Filter the entries, keeping every line with the word "acos".

▸ Input
# # # #

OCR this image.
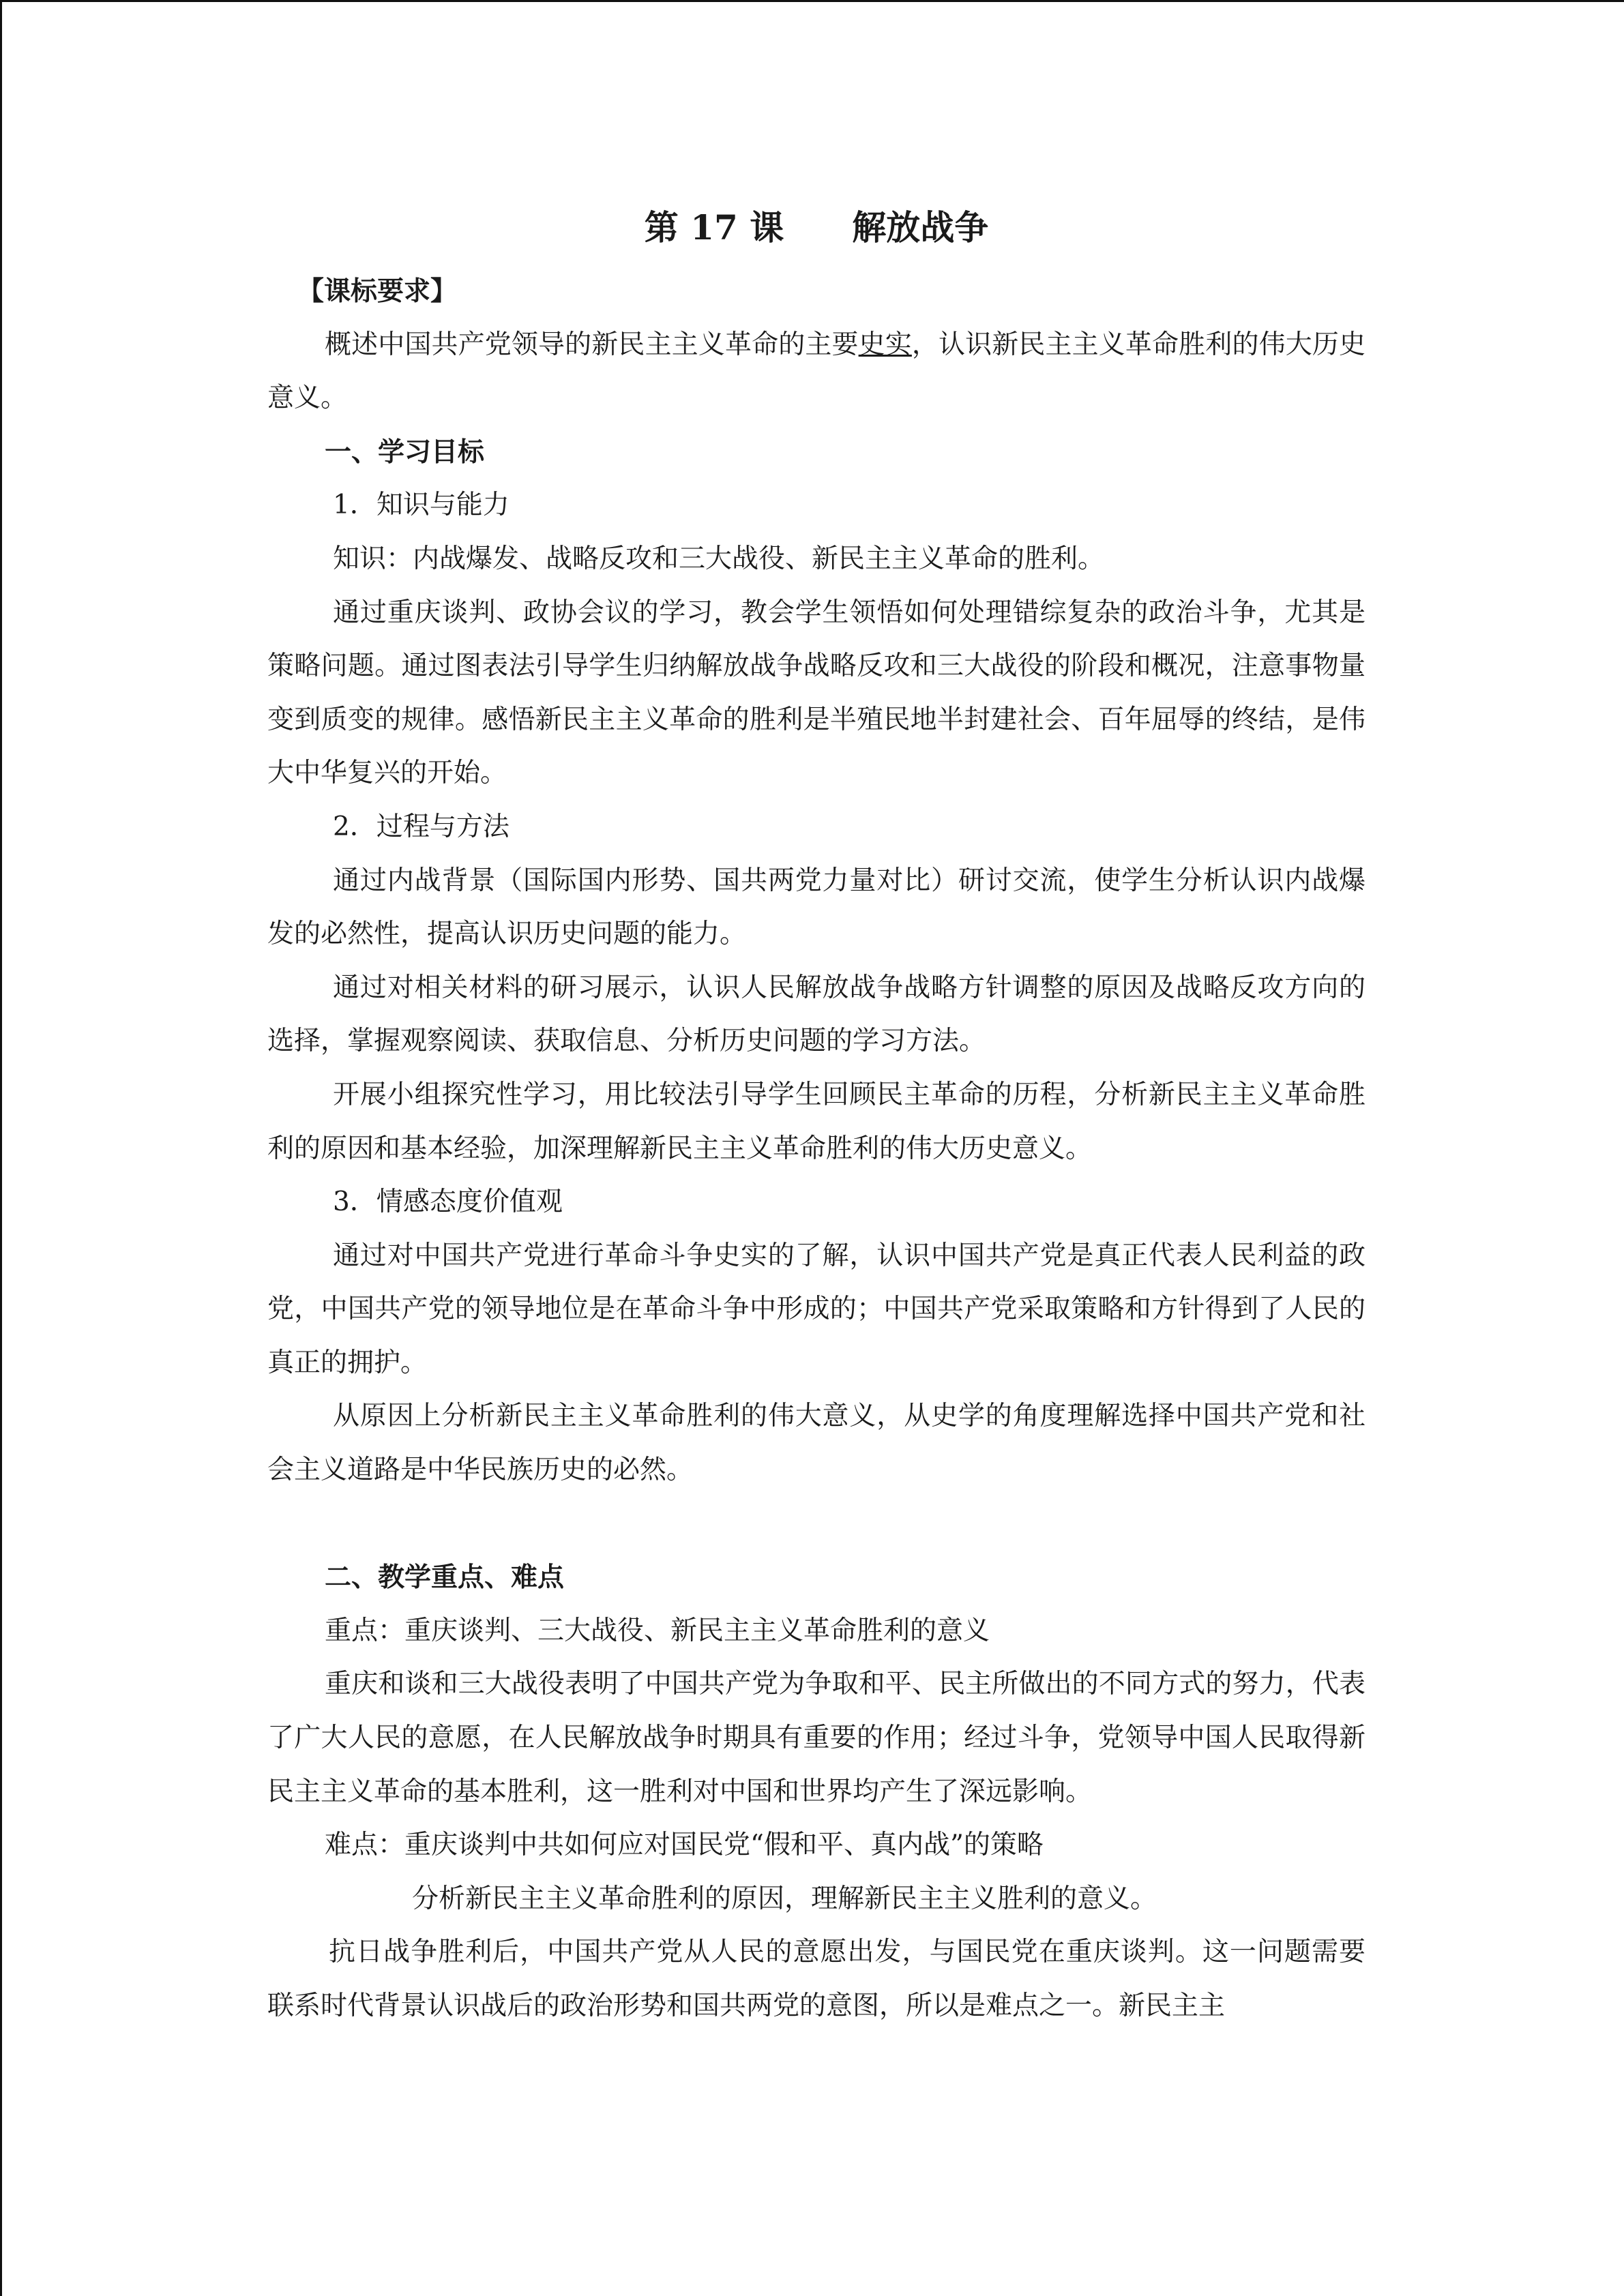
第 17 课　　解放战争
【课标要求】

概述中国共产党领导的新民主主义革命的主要史实，认识新民主主义革命胜利的伟大历史意义。

一、学习目标
1．知识与能力
知识：内战爆发、战略反攻和三大战役、新民主主义革命的胜利。

通过重庆谈判、政协会议的学习，教会学生领悟如何处理错综复杂的政治斗争，尤其是策略问题。通过图表法引导学生归纳解放战争战略反攻和三大战役的阶段和概况，注意事物量变到质变的规律。感悟新民主主义革命的胜利是半殖民地半封建社会、百年屈辱的终结，是伟大中华复兴的开始。

2．过程与方法

通过内战背景（国际国内形势、国共两党力量对比）研讨交流，使学生分析认识内战爆发的必然性，提高认识历史问题的能力。

通过对相关材料的研习展示，认识人民解放战争战略方针调整的原因及战略反攻方向的选择，掌握观察阅读、获取信息、分析历史问题的学习方法。

开展小组探究性学习，用比较法引导学生回顾民主革命的历程，分析新民主主义革命胜利的原因和基本经验，加深理解新民主主义革命胜利的伟大历史意义。

3．情感态度价值观

通过对中国共产党进行革命斗争史实的了解，认识中国共产党是真正代表人民利益的政党，中国共产党的领导地位是在革命斗争中形成的；中国共产党采取策略和方针得到了人民的真正的拥护。

从原因上分析新民主主义革命胜利的伟大意义，从史学的角度理解选择中国共产党和社会主义道路是中华民族历史的必然。

二、教学重点、难点
重点：重庆谈判、三大战役、新民主主义革命胜利的意义

重庆和谈和三大战役表明了中国共产党为争取和平、民主所做出的不同方式的努力，代表了广大人民的意愿，在人民解放战争时期具有重要的作用；经过斗争，党领导中国人民取得新民主主义革命的基本胜利，这一胜利对中国和世界均产生了深远影响。

难点：重庆谈判中共如何应对国民党“假和平、真内战”的策略
分析新民主主义革命胜利的原因，理解新民主主义胜利的意义。

抗日战争胜利后，中国共产党从人民的意愿出发，与国民党在重庆谈判。这一问题需要联系时代背景认识战后的政治形势和国共两党的意图，所以是难点之一。新民主主
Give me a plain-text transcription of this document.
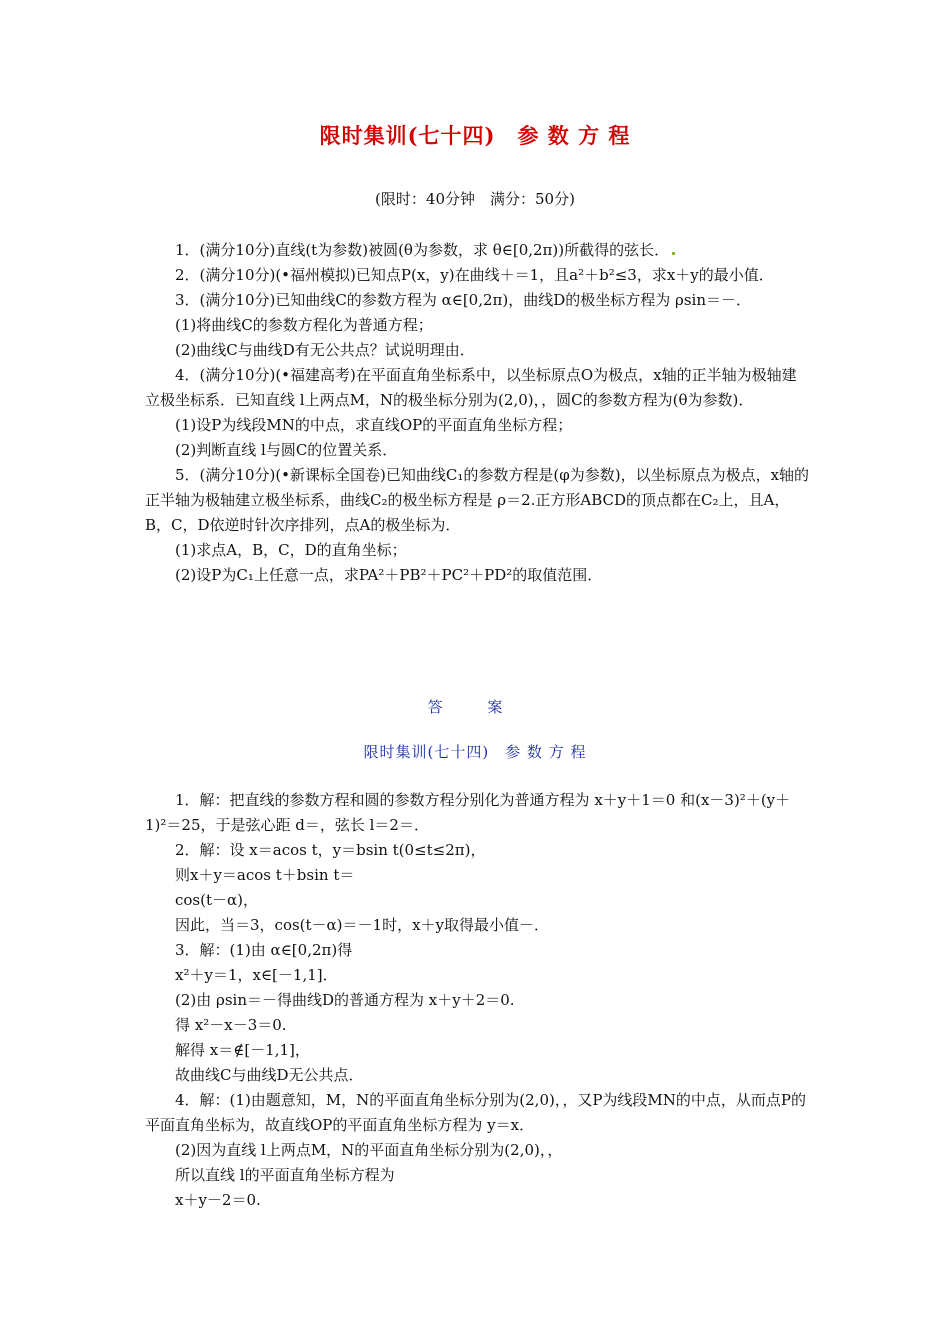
限时集训(七十四)　参 数 方 程
(限时：40分钟　满分：50分)

1．(满分10分)直线(t为参数)被圆(θ为参数，求 θ∈[0,2π))所截得的弦长．

2．(满分10分)(•福州模拟)已知点P(x，y)在曲线＋＝1，且a²＋b²≤3，求x＋y的最小值．

3．(满分10分)已知曲线C的参数方程为 α∈[0,2π)，曲线D的极坐标方程为 ρsin＝－．

(1)将曲线C的参数方程化为普通方程；

(2)曲线C与曲线D有无公共点？试说明理由．

4．(满分10分)(•福建高考)在平面直角坐标系中，以坐标原点O为极点，x轴的正半轴为极轴建立极坐标系．已知直线 l上两点M，N的极坐标分别为(2,0)，，圆C的参数方程为(θ为参数)．

(1)设P为线段MN的中点，求直线OP的平面直角坐标方程；

(2)判断直线 l与圆C的位置关系．

5．(满分10分)(•新课标全国卷)已知曲线C₁的参数方程是(φ为参数)，以坐标原点为极点，x轴的正半轴为极轴建立极坐标系，曲线C₂的极坐标方程是 ρ＝2.正方形ABCD的顶点都在C₂上，且A，B，C，D依逆时针次序排列，点A的极坐标为．

(1)求点A，B，C，D的直角坐标；

(2)设P为C₁上任意一点，求PA²＋PB²＋PC²＋PD²的取值范围．

答 案
限时集训(七十四)　参 数 方 程

1．解：把直线的参数方程和圆的参数方程分别化为普通方程为 x＋y＋1＝0 和(x－3)²＋(y＋1)²＝25，于是弦心距 d＝，弦长 l＝2＝．

2．解：设 x＝acos t，y＝bsin t(0≤t≤2π)，

则x＋y＝acos t＋bsin t＝

cos(t－α)，

因此，当＝3，cos(t－α)＝－1时，x＋y取得最小值－．

3．解：(1)由 α∈[0,2π)得

x²＋y＝1，x∈[－1,1]．

(2)由 ρsin＝－得曲线D的普通方程为 x＋y＋2＝0.

得 x²－x－3＝0.

解得 x＝∉[－1,1]，

故曲线C与曲线D无公共点．

4．解：(1)由题意知，M，N的平面直角坐标分别为(2,0)，，又P为线段MN的中点，从而点P的平面直角坐标为，故直线OP的平面直角坐标方程为 y＝x．

(2)因为直线 l上两点M，N的平面直角坐标分别为(2,0)，，

所以直线 l的平面直角坐标方程为

x＋y－2＝0.
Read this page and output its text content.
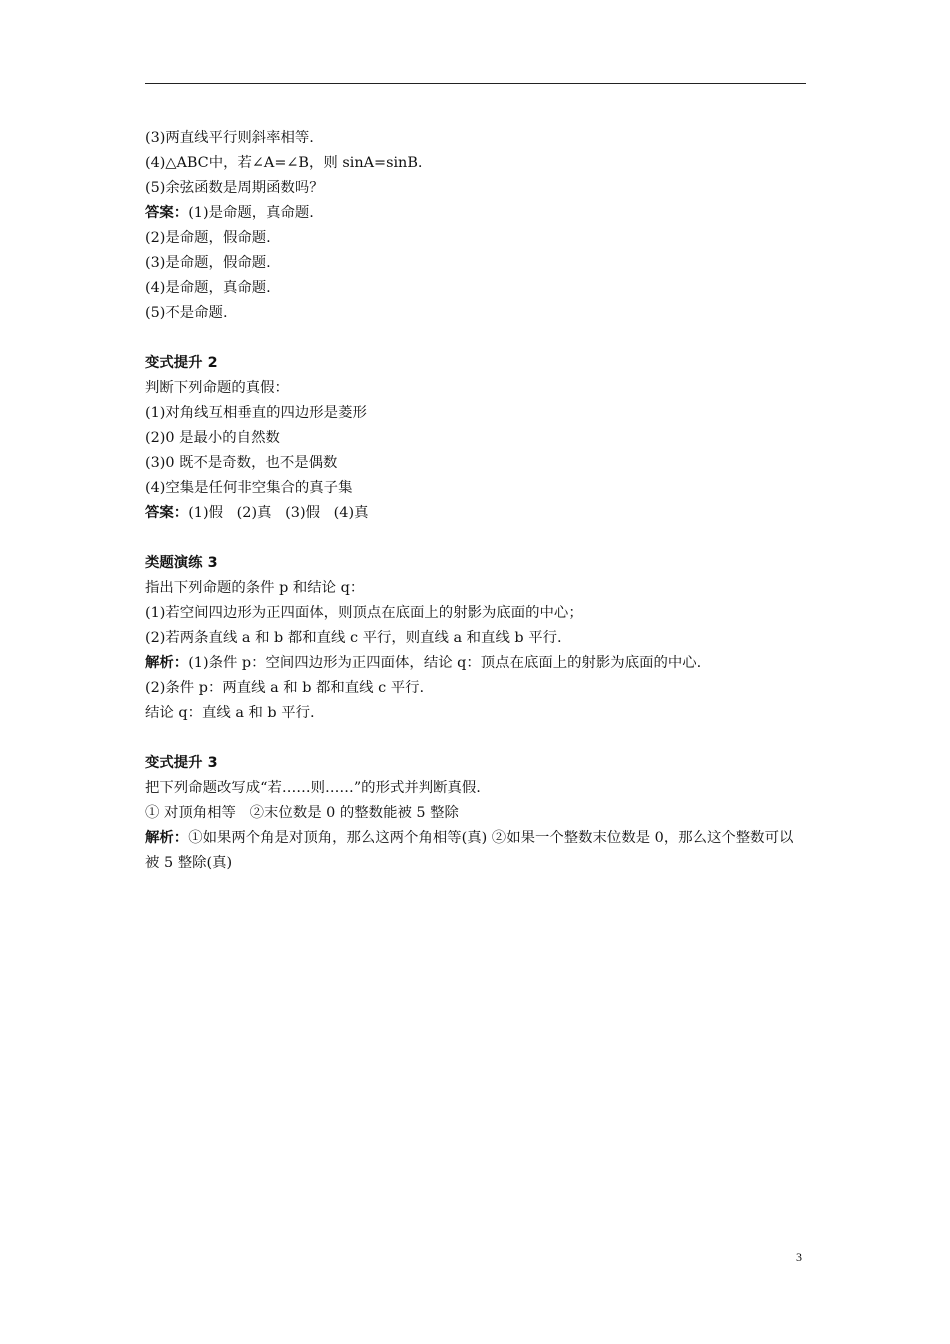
(3)两直线平行则斜率相等.
(4)△ABC中，若∠A=∠B，则 sinA=sinB.
(5)余弦函数是周期函数吗？
答案：(1)是命题，真命题.
(2)是命题，假命题.
(3)是命题，假命题.
(4)是命题，真命题.
(5)不是命题.
变式提升 2
判断下列命题的真假：
(1)对角线互相垂直的四边形是菱形
(2)0 是最小的自然数
(3)0 既不是奇数，也不是偶数
(4)空集是任何非空集合的真子集
答案：(1)假   (2)真   (3)假   (4)真
类题演练 3
指出下列命题的条件 p 和结论 q：
(1)若空间四边形为正四面体，则顶点在底面上的射影为底面的中心；
(2)若两条直线 a 和 b 都和直线 c 平行，则直线 a 和直线 b 平行.
解析：(1)条件 p：空间四边形为正四面体，结论 q：顶点在底面上的射影为底面的中心.
(2)条件 p：两直线 a 和 b 都和直线 c 平行.
结论 q：直线 a 和 b 平行.
变式提升 3
把下列命题改写成“若……则……”的形式并判断真假.
① 对顶角相等   ②末位数是 0 的整数能被 5 整除
解析：①如果两个角是对顶角，那么这两个角相等(真) ②如果一个整数末位数是 0，那么这个整数可以被 5 整除(真)
3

# # # #

▸ Reply
2．解：设 x＝acos t，y＝bsin t(0≤t≤2π)，
则x＋y＝acos t＋bsin t＝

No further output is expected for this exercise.